EXERCISE => Reproduce the listing below character for character; drop every image.

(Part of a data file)
#####

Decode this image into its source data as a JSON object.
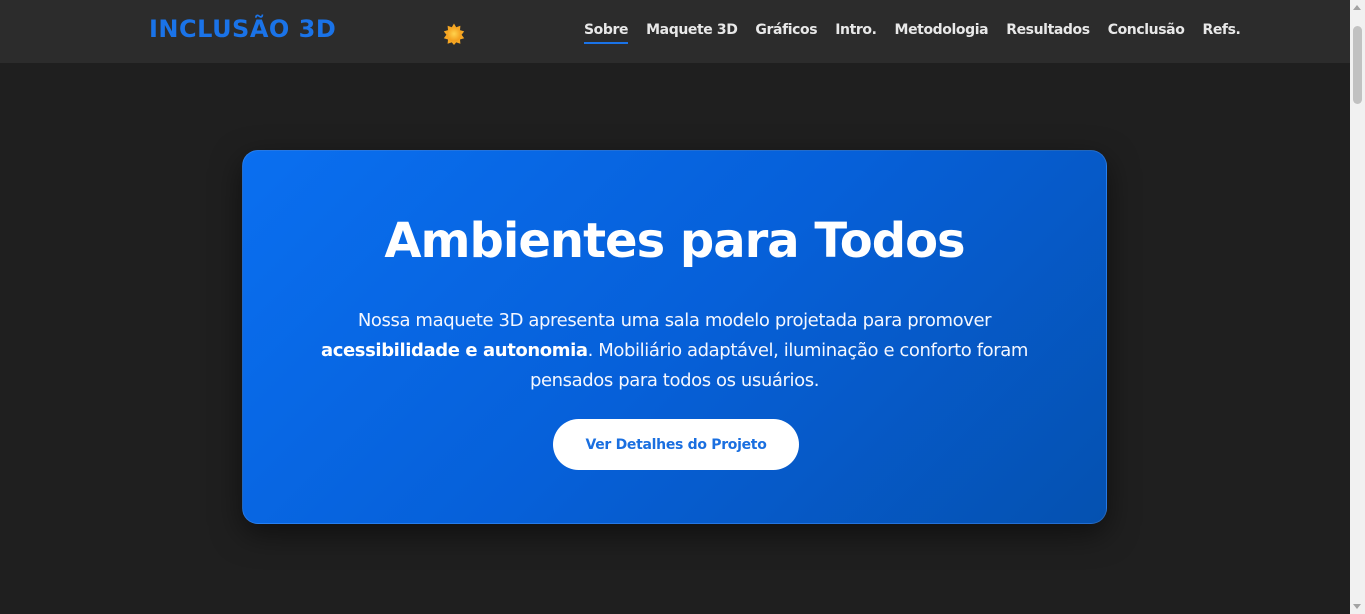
{
  "header": {
    "logo": "INCLUSÃO 3D",
    "theme_toggle_icon": "sun-icon",
    "nav": [
      {
        "label": "Sobre",
        "active": true
      },
      {
        "label": "Maquete 3D",
        "active": false
      },
      {
        "label": "Gráficos",
        "active": false
      },
      {
        "label": "Intro.",
        "active": false
      },
      {
        "label": "Metodologia",
        "active": false
      },
      {
        "label": "Resultados",
        "active": false
      },
      {
        "label": "Conclusão",
        "active": false
      },
      {
        "label": "Refs.",
        "active": false
      }
    ]
  },
  "hero": {
    "title": "Ambientes para Todos",
    "text_before": "Nossa maquete 3D apresenta uma sala modelo projetada para promover ",
    "text_bold": "acessibilidade e autonomia",
    "text_after": ". Mobiliário adaptável, iluminação e conforto foram pensados para todos os usuários.",
    "button_label": "Ver Detalhes do Projeto"
  },
  "colors": {
    "accent": "#1a73e8",
    "background": "#1f1f1f",
    "navbar": "#2c2c2c",
    "hero_gradient_start": "#0a6ff0",
    "hero_gradient_end": "#0551b0"
  }
}
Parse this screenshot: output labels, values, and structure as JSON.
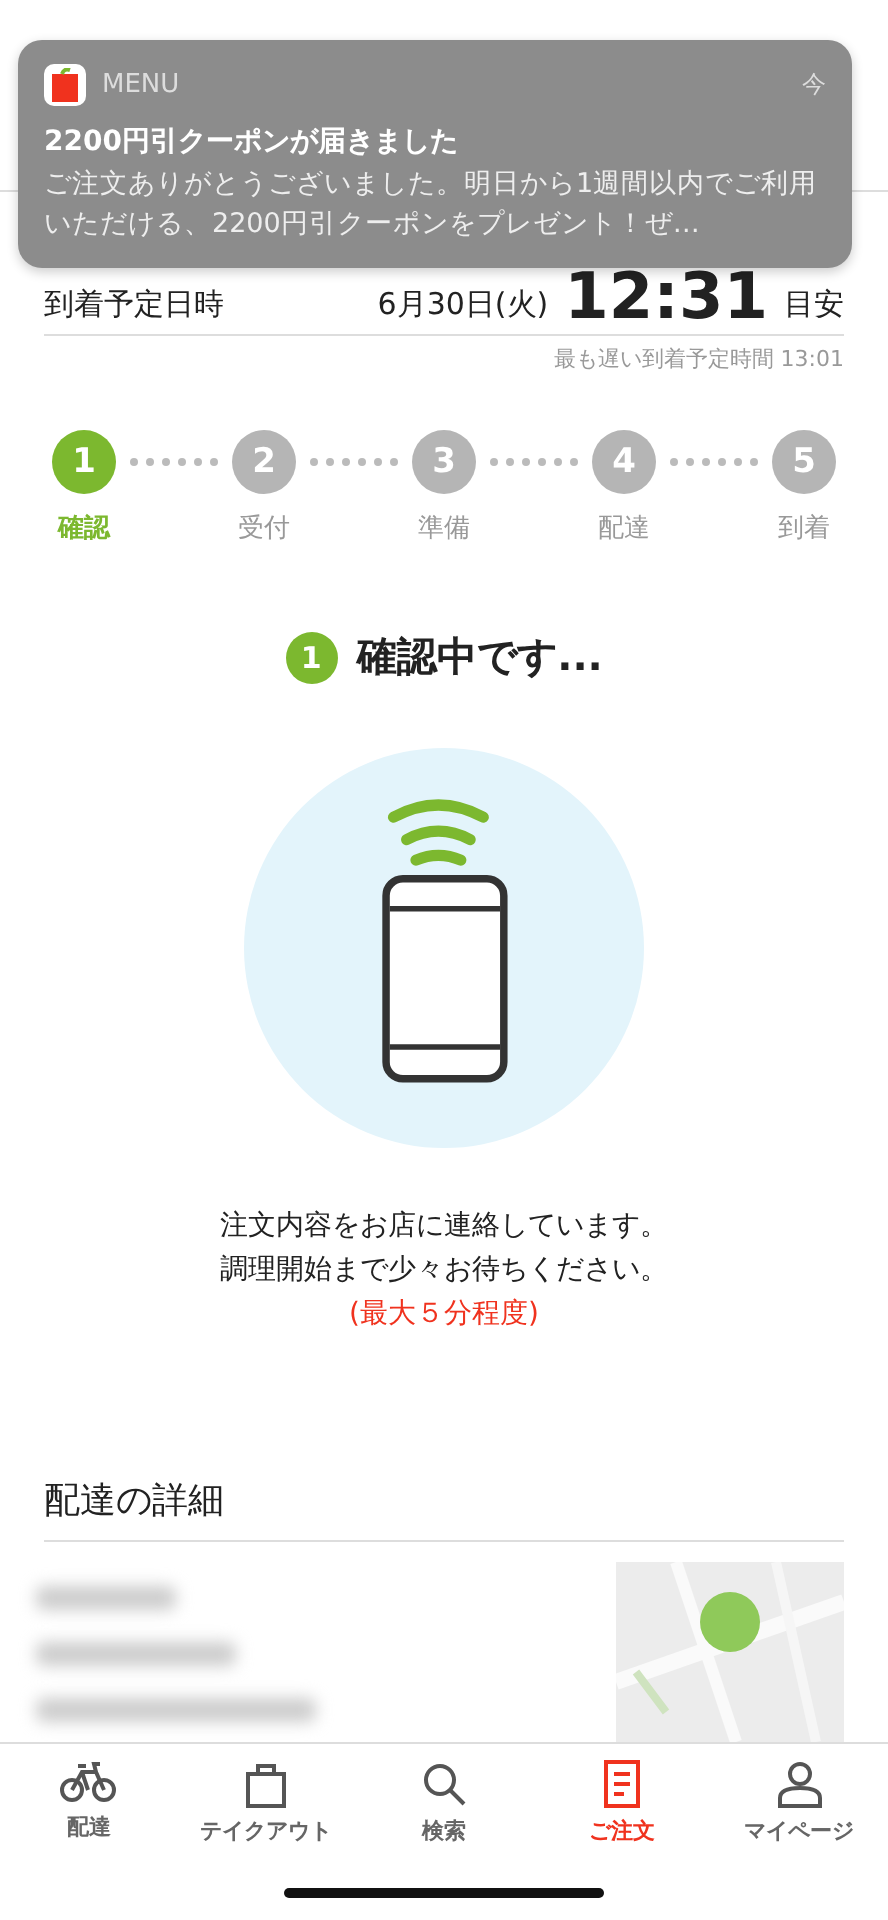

#####

WRITTEN SOLUTION =>
Decode this image into its source data as a JSON object.
{
  "header": {
    "logo": "INCLUSÃO 3D",
    "theme_toggle_icon": "sun-icon",
    "nav": [
      {
        "label": "Sobre",
        "active": true
      },
      {
        "label": "Maquete 3D",
        "active": false
      },
      {
        "label": "Gráficos",
        "active": false
      },
      {
        "label": "Intro.",
        "active": false
      },
      {
        "label": "Metodologia",
        "active": false
      },
      {
        "label": "Resultados",
        "active": false
      },
      {
        "label": "Conclusão",
        "active": false
      },
      {
        "label": "Refs.",
        "active": false
      }
    ]
  },
  "hero": {
    "title": "Ambientes para Todos",
    "text_before": "Nossa maquete 3D apresenta uma sala modelo projetada para promover ",
    "text_bold": "acessibilidade e autonomia",
    "text_after": ". Mobiliário adaptável, iluminação e conforto foram pensados para todos os usuários.",
    "button_label": "Ver Detalhes do Projeto"
  },
  "colors": {
    "accent": "#1a73e8",
    "background": "#1f1f1f",
    "navbar": "#2c2c2c",
    "hero_gradient_start": "#0a6ff0",
    "hero_gradient_end": "#0551b0"
  }
}
Parse this screenshot: output labels, values, and structure as JSON.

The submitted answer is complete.